WHAT IS ASKED:
Extract all of the entries and set them down verbatim.

RECORD EXCERPTS:
###

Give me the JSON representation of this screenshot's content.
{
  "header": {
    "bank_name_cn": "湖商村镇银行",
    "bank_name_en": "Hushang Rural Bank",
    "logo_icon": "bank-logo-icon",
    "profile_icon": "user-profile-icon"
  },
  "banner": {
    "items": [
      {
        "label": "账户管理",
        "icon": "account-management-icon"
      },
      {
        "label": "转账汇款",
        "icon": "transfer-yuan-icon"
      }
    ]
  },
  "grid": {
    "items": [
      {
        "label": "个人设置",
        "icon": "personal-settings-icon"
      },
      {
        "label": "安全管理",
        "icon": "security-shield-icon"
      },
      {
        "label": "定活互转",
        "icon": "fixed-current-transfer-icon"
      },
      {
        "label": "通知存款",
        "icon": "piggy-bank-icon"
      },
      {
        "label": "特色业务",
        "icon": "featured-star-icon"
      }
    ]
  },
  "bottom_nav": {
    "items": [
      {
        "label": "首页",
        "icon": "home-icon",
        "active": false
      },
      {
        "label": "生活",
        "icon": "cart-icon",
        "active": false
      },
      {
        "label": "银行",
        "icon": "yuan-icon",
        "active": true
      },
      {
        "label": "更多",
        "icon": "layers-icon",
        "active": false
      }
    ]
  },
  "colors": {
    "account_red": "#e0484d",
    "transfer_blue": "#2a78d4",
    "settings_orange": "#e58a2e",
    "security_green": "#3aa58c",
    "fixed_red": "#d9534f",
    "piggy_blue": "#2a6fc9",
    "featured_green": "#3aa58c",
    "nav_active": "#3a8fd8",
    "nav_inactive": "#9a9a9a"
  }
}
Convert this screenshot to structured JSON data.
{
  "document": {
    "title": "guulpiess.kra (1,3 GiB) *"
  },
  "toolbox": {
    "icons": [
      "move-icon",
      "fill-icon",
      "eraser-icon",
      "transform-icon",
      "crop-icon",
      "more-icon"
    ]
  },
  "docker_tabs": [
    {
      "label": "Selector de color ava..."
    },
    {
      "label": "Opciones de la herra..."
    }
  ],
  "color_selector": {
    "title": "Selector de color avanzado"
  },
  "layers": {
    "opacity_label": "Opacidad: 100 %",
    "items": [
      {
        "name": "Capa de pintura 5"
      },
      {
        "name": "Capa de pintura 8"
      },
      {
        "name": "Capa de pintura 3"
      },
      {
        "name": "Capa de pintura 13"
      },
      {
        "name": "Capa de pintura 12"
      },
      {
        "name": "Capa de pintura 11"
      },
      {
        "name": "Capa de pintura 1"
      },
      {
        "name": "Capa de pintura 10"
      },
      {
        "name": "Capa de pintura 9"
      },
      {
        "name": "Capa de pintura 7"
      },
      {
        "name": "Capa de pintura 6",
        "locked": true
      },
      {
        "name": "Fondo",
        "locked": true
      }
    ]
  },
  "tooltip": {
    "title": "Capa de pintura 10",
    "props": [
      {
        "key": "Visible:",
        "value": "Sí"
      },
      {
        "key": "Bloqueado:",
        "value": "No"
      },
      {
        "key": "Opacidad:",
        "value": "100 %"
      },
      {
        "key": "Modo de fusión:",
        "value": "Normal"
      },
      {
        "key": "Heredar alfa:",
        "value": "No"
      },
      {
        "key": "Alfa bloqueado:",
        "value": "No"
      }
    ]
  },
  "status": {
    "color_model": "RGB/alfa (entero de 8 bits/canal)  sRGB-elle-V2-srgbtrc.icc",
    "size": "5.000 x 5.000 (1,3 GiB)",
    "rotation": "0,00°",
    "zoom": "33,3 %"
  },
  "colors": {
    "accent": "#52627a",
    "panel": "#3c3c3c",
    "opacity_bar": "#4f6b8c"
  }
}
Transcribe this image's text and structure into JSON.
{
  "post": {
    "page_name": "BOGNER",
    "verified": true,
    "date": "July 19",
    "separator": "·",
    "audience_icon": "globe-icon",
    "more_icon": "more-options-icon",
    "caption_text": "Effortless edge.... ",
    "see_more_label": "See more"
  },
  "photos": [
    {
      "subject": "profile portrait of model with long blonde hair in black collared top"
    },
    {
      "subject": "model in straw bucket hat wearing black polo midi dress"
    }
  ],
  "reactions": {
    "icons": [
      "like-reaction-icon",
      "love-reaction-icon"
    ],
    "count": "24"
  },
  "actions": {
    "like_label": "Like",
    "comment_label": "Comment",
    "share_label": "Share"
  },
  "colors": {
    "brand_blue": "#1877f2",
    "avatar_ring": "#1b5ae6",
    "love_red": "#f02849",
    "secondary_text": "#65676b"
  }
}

###

FULL RESPONSE:
Give me the JSON representation of this screenshot's content.
{
  "header": {
    "bank_name_cn": "湖商村镇银行",
    "bank_name_en": "Hushang Rural Bank",
    "logo_icon": "bank-logo-icon",
    "profile_icon": "user-profile-icon"
  },
  "banner": {
    "items": [
      {
        "label": "账户管理",
        "icon": "account-management-icon"
      },
      {
        "label": "转账汇款",
        "icon": "transfer-yuan-icon"
      }
    ]
  },
  "grid": {
    "items": [
      {
        "label": "个人设置",
        "icon": "personal-settings-icon"
      },
      {
        "label": "安全管理",
        "icon": "security-shield-icon"
      },
      {
        "label": "定活互转",
        "icon": "fixed-current-transfer-icon"
      },
      {
        "label": "通知存款",
        "icon": "piggy-bank-icon"
      },
      {
        "label": "特色业务",
        "icon": "featured-star-icon"
      }
    ]
  },
  "bottom_nav": {
    "items": [
      {
        "label": "首页",
        "icon": "home-icon",
        "active": false
      },
      {
        "label": "生活",
        "icon": "cart-icon",
        "active": false
      },
      {
        "label": "银行",
        "icon": "yuan-icon",
        "active": true
      },
      {
        "label": "更多",
        "icon": "layers-icon",
        "active": false
      }
    ]
  },
  "colors": {
    "account_red": "#e0484d",
    "transfer_blue": "#2a78d4",
    "settings_orange": "#e58a2e",
    "security_green": "#3aa58c",
    "fixed_red": "#d9534f",
    "piggy_blue": "#2a6fc9",
    "featured_green": "#3aa58c",
    "nav_active": "#3a8fd8",
    "nav_inactive": "#9a9a9a"
  }
}
Convert this screenshot to structured JSON data.
{
  "document": {
    "title": "guulpiess.kra (1,3 GiB) *"
  },
  "toolbox": {
    "icons": [
      "move-icon",
      "fill-icon",
      "eraser-icon",
      "transform-icon",
      "crop-icon",
      "more-icon"
    ]
  },
  "docker_tabs": [
    {
      "label": "Selector de color ava..."
    },
    {
      "label": "Opciones de la herra..."
    }
  ],
  "color_selector": {
    "title": "Selector de color avanzado"
  },
  "layers": {
    "opacity_label": "Opacidad: 100 %",
    "items": [
      {
        "name": "Capa de pintura 5"
      },
      {
        "name": "Capa de pintura 8"
      },
      {
        "name": "Capa de pintura 3"
      },
      {
        "name": "Capa de pintura 13"
      },
      {
        "name": "Capa de pintura 12"
      },
      {
        "name": "Capa de pintura 11"
      },
      {
        "name": "Capa de pintura 1"
      },
      {
        "name": "Capa de pintura 10"
      },
      {
        "name": "Capa de pintura 9"
      },
      {
        "name": "Capa de pintura 7"
      },
      {
        "name": "Capa de pintura 6",
        "locked": true
      },
      {
        "name": "Fondo",
        "locked": true
      }
    ]
  },
  "tooltip": {
    "title": "Capa de pintura 10",
    "props": [
      {
        "key": "Visible:",
        "value": "Sí"
      },
      {
        "key": "Bloqueado:",
        "value": "No"
      },
      {
        "key": "Opacidad:",
        "value": "100 %"
      },
      {
        "key": "Modo de fusión:",
        "value": "Normal"
      },
      {
        "key": "Heredar alfa:",
        "value": "No"
      },
      {
        "key": "Alfa bloqueado:",
        "value": "No"
      }
    ]
  },
  "status": {
    "color_model": "RGB/alfa (entero de 8 bits/canal)  sRGB-elle-V2-srgbtrc.icc",
    "size": "5.000 x 5.000 (1,3 GiB)",
    "rotation": "0,00°",
    "zoom": "33,3 %"
  },
  "colors": {
    "accent": "#52627a",
    "panel": "#3c3c3c",
    "opacity_bar": "#4f6b8c"
  }
}
Transcribe this image's text and structure into JSON.
{
  "post": {
    "page_name": "BOGNER",
    "verified": true,
    "date": "July 19",
    "separator": "·",
    "audience_icon": "globe-icon",
    "more_icon": "more-options-icon",
    "caption_text": "Effortless edge.... ",
    "see_more_label": "See more"
  },
  "photos": [
    {
      "subject": "profile portrait of model with long blonde hair in black collared top"
    },
    {
      "subject": "model in straw bucket hat wearing black polo midi dress"
    }
  ],
  "reactions": {
    "icons": [
      "like-reaction-icon",
      "love-reaction-icon"
    ],
    "count": "24"
  },
  "actions": {
    "like_label": "Like",
    "comment_label": "Comment",
    "share_label": "Share"
  },
  "colors": {
    "brand_blue": "#1877f2",
    "avatar_ring": "#1b5ae6",
    "love_red": "#f02849",
    "secondary_text": "#65676b"
  }
}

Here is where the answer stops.